I should go...Mikey is playing his newest and most beloved of games - Tony Hawk's Underground (THUG). Of all the things he asked for this Christmas, this was the one thing I knew he would be CRUSHED not to get. It wasn't a surprise, but the happy face he got when he opened it was wonderful just the same.

Happy Boxing Day!!

I hope everyone had a wonderful Christmas, surrounded by family and good cheer, like I did. I hope everyone enjoyed it to the fullest and spent time reflecting on the loving people around you, like I did. I hope no one had the blues anyway, missing those who weren't there and traditions moved on, like I did. Christmas is, at once, my favorite and hardest holiday. I will probably write more about this another time. For now, I have a fridge to clean, wrapping paper to bag, shopping to do (Just groceries...I'm not CRAZY!), and the Special Edition Princess Bride to watch.

May you continue to wallow in the mud puddle of happiness and love that is this holiday season. Pig out now, so it can carry you through another hectic, confusing, mixed up year.

Sunday, December 21, 2003

I'm still not here...

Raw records
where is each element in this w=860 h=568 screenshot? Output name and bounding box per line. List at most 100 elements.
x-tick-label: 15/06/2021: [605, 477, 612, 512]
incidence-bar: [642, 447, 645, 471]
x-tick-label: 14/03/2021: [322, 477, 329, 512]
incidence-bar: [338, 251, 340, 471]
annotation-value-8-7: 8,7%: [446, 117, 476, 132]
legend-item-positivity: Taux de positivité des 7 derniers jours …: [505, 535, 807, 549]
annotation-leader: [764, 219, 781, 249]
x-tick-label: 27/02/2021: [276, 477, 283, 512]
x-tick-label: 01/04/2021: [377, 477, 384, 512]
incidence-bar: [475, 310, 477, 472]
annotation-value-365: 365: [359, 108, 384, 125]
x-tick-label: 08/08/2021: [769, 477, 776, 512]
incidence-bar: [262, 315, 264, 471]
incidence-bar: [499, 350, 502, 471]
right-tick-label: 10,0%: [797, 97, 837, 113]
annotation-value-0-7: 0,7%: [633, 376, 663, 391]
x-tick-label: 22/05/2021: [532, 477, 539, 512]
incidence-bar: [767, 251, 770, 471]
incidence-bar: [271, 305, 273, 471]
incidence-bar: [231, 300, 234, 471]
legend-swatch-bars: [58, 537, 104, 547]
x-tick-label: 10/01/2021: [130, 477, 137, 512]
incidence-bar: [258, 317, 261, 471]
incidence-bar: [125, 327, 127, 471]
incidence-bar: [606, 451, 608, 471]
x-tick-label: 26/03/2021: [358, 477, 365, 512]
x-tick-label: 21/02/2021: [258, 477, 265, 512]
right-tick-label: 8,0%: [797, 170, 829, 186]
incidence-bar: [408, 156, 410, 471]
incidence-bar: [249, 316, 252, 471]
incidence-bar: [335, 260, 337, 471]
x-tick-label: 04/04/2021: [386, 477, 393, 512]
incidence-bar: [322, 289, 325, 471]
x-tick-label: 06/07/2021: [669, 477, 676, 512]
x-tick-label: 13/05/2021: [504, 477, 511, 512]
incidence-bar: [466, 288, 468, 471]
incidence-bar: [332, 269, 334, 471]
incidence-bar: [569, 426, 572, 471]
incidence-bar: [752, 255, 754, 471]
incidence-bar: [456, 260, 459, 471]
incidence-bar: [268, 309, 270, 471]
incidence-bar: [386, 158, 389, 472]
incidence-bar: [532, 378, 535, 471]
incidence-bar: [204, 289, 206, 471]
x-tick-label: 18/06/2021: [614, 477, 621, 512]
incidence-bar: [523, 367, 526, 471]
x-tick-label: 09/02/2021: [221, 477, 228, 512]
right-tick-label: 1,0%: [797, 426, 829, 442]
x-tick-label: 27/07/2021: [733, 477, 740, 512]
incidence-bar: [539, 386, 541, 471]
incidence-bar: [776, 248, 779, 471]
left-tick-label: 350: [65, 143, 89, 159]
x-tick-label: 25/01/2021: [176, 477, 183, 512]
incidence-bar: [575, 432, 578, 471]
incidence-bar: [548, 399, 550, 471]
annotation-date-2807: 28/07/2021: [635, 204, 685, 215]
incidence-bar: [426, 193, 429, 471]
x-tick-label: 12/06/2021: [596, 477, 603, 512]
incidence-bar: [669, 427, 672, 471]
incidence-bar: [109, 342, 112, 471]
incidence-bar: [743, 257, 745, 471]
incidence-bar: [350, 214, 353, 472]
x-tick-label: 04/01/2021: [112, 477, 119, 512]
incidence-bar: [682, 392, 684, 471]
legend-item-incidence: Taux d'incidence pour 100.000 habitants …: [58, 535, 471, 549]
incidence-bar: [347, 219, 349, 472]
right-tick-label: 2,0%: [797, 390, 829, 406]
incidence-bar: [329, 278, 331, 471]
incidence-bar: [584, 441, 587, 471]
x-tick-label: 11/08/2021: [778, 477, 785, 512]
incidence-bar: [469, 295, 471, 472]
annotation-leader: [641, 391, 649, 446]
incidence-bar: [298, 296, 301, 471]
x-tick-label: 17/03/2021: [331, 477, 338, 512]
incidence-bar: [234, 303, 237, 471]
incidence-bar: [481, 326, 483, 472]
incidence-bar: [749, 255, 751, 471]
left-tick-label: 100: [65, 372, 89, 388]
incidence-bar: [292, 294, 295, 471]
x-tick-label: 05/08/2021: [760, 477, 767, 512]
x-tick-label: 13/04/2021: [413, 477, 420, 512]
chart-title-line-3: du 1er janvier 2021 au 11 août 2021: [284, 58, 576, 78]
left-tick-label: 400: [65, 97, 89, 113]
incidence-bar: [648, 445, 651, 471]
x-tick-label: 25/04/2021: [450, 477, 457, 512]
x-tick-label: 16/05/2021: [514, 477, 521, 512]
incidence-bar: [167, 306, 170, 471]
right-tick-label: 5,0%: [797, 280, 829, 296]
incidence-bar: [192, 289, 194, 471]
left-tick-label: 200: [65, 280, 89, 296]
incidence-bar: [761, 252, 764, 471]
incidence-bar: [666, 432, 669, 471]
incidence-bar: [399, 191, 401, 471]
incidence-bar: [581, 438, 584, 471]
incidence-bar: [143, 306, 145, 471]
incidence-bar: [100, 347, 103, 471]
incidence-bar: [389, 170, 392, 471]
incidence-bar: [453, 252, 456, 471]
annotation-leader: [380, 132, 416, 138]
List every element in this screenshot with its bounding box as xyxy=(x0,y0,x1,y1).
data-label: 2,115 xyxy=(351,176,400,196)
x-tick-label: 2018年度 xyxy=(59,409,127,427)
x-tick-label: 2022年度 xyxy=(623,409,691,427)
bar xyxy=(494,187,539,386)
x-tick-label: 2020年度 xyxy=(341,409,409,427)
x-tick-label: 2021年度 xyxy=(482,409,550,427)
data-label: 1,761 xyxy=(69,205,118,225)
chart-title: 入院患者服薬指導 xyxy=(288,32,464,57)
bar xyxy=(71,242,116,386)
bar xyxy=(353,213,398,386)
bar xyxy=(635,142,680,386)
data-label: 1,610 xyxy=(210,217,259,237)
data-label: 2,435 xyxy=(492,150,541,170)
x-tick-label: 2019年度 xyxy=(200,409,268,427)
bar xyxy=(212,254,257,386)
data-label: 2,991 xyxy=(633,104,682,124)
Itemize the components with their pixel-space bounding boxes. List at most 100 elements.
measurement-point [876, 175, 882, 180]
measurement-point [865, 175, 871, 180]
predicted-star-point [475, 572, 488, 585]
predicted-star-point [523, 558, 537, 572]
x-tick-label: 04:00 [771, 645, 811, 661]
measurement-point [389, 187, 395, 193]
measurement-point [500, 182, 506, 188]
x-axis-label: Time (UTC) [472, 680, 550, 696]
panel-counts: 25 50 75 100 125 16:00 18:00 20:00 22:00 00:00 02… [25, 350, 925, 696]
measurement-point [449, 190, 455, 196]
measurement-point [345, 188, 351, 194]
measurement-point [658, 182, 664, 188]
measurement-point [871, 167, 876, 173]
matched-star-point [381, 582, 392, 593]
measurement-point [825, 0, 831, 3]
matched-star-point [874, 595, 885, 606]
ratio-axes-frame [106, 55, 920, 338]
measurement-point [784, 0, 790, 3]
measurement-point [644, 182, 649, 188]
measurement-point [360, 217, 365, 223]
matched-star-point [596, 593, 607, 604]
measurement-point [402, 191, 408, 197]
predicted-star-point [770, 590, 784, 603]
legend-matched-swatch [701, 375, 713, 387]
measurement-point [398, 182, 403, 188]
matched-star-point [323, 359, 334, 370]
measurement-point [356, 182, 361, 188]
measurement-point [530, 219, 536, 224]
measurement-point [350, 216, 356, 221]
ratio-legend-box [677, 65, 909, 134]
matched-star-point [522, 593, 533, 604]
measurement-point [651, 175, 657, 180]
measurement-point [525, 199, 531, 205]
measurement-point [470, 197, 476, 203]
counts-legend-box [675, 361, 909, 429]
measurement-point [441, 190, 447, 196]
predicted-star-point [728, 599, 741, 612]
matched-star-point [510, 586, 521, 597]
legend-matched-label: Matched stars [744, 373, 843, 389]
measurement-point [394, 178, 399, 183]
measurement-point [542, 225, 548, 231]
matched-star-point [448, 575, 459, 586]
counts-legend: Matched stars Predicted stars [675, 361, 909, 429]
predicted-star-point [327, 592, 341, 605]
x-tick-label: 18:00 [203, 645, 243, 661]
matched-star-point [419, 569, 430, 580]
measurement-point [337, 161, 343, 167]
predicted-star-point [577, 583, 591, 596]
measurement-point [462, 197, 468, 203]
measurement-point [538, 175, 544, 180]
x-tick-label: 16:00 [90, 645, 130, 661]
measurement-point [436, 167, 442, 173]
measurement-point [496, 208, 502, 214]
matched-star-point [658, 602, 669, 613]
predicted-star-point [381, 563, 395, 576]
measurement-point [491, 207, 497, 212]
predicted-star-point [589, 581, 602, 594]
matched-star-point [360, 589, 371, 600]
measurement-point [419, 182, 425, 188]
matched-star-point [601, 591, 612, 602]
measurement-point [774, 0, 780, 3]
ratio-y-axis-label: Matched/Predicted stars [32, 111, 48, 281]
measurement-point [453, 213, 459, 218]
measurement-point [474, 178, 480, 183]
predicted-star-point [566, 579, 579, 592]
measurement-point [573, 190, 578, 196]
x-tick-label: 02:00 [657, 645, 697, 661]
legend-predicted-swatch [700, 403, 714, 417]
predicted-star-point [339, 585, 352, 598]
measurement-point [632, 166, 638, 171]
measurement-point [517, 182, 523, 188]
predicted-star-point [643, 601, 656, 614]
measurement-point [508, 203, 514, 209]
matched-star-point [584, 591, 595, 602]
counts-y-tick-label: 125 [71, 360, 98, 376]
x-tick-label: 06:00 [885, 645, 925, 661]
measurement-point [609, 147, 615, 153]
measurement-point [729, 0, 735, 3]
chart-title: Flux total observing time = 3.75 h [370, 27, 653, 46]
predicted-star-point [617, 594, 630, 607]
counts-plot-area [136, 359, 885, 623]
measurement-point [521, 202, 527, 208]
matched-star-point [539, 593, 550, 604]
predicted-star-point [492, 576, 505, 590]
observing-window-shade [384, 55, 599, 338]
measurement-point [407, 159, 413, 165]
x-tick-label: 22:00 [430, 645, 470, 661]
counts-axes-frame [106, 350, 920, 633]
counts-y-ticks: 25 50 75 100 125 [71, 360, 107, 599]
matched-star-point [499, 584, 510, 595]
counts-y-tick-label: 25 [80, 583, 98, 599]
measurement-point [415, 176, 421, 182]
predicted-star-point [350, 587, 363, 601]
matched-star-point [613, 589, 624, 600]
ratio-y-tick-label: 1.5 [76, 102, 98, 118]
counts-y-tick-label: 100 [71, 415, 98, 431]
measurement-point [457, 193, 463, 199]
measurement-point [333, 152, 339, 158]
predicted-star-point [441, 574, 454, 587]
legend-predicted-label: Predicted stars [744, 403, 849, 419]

TO DO —
(1) According to the post, what game is Mikey playing?
(2) Rewrite the post's stretch from "I hope everyone had" through "still not here...", changing "fridge" to "refrigerator".
Draw only on the post; the entries play no part.

ANSWERS TO THE TASKS —
(1) Tony Hawk's Underground (THUG).

(2)
I hope everyone had a wonderful Christmas, surrounded by family and good cheer, like I did. I hope everyone enjoyed it to the fullest and spent time reflecting on the loving people around you, like I did. I hope no one had the blues anyway, missing those who weren't there and traditions moved on, like I did. Christmas is, at once, my favorite and hardest holiday. I will probably write more about this another time. For now, I have a refrigerator to clean, wrapping paper to bag, shopping to do (Just groceries...I'm not CRAZY!), and the Special Edition Princess Bride to watch.

May you continue to wallow in the mud puddle of happiness and love that is this holiday season. Pig out now, so it can carry you through another hectic, confusing, mixed up year.

Sunday, December 21, 2003

I'm still not here...